** TASK DIRECTIONS **
Pick out each line in the data below that contains the word "stair" and copy it. Upper and lower case count, so match them.

Data listing:
☆ ☆ ☆ ☆ ☆

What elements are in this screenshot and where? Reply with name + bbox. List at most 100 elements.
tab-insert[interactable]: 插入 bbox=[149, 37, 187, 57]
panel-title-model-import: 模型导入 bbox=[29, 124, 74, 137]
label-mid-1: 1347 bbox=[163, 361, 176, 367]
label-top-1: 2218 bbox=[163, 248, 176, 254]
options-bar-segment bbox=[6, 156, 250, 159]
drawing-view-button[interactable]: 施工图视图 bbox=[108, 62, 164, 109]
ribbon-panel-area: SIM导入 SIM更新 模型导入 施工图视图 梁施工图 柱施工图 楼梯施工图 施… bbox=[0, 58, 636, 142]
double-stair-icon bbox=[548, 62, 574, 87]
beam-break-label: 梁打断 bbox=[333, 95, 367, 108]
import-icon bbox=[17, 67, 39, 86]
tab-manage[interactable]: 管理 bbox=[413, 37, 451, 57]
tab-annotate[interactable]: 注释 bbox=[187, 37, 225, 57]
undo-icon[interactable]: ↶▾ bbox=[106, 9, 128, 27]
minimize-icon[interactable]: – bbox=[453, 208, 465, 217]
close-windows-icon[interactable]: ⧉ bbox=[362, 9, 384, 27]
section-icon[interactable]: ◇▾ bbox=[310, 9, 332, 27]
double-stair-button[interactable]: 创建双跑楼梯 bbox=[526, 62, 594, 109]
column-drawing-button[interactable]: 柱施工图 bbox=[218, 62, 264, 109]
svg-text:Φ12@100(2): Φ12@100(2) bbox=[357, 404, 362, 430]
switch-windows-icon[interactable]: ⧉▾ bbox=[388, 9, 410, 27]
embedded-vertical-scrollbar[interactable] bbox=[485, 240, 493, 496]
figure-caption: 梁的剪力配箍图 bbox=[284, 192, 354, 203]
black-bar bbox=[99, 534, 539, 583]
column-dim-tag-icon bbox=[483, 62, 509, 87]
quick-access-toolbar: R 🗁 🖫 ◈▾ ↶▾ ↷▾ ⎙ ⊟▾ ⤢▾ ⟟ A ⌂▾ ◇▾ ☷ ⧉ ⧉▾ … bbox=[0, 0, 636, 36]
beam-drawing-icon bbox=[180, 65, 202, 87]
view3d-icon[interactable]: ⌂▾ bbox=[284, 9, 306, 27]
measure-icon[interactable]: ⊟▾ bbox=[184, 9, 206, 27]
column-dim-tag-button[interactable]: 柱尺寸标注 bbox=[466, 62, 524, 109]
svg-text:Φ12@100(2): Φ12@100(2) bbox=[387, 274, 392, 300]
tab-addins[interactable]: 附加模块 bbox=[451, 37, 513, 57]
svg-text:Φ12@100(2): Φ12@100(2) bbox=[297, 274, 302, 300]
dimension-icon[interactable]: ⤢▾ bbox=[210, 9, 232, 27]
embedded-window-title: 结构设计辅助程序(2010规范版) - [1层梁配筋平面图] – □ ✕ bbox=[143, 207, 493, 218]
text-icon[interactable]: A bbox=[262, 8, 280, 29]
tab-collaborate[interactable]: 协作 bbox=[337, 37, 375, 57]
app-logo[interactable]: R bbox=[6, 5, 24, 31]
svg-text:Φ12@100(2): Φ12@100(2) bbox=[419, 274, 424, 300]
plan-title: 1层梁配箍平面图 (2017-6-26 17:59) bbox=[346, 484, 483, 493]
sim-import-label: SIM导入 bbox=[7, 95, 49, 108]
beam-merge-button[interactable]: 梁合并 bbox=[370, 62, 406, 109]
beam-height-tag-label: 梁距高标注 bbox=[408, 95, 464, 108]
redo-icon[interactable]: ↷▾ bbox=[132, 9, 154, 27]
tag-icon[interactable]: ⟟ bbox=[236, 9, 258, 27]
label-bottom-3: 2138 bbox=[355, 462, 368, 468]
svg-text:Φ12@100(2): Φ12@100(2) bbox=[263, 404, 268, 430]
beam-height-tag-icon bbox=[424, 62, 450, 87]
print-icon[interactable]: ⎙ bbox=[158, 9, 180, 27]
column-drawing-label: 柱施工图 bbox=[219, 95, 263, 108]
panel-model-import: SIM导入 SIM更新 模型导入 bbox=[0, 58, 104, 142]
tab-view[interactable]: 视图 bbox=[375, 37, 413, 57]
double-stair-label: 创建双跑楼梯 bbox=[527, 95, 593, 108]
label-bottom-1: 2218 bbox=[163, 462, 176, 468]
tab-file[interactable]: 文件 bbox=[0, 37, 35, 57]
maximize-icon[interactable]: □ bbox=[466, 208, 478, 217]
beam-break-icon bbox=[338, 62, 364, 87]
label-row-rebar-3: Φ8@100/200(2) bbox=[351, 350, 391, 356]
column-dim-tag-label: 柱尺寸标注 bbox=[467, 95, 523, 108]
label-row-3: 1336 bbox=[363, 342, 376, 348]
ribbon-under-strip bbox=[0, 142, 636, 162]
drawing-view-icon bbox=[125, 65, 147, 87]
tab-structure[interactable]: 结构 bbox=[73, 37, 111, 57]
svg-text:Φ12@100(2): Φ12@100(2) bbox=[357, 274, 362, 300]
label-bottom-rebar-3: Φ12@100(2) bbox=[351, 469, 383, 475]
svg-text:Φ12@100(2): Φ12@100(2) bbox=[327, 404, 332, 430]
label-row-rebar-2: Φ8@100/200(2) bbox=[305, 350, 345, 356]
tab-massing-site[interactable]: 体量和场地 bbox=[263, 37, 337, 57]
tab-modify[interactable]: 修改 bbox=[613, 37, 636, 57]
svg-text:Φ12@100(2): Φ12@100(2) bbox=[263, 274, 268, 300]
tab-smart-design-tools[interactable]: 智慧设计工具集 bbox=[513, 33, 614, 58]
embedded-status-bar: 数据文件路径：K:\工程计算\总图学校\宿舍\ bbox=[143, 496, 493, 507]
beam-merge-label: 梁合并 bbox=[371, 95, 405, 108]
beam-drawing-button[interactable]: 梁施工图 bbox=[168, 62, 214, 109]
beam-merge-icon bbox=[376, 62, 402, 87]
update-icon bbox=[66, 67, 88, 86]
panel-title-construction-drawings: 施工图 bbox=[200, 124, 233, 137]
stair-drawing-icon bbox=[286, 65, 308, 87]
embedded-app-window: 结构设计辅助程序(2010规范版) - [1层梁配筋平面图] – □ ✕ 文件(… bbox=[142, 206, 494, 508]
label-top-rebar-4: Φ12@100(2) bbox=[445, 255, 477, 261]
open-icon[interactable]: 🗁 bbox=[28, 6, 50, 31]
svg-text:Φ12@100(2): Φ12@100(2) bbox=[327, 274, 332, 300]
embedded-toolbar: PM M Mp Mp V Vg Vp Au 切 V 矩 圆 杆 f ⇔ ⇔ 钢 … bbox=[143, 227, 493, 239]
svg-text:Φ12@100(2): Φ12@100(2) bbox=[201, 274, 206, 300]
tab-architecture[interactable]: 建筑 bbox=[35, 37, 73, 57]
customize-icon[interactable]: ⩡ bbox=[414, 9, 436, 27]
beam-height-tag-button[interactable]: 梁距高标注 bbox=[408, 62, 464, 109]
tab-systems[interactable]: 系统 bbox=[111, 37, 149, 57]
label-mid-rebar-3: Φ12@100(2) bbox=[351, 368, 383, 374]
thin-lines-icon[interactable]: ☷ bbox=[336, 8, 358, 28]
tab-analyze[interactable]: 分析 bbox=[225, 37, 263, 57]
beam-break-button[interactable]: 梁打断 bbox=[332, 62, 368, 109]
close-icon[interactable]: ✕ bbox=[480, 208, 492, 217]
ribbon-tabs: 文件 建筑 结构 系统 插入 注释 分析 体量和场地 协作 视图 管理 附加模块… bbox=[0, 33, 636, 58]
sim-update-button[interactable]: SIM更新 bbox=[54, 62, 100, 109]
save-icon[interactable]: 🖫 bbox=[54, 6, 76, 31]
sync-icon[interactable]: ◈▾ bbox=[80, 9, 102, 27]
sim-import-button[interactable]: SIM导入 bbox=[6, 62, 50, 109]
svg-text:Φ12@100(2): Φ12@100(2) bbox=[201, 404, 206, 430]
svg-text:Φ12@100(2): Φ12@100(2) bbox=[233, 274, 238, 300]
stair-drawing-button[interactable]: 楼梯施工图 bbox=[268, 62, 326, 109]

☆ ☆ ☆ ☆ ☆

** COMPLETE RESPONSE **
double-stair-icon bbox=[548, 62, 574, 87]
double-stair-button[interactable]: 创建双跑楼梯 bbox=[526, 62, 594, 109]
double-stair-label: 创建双跑楼梯 bbox=[527, 95, 593, 108]
stair-drawing-icon bbox=[286, 65, 308, 87]
stair-drawing-button[interactable]: 楼梯施工图 bbox=[268, 62, 326, 109]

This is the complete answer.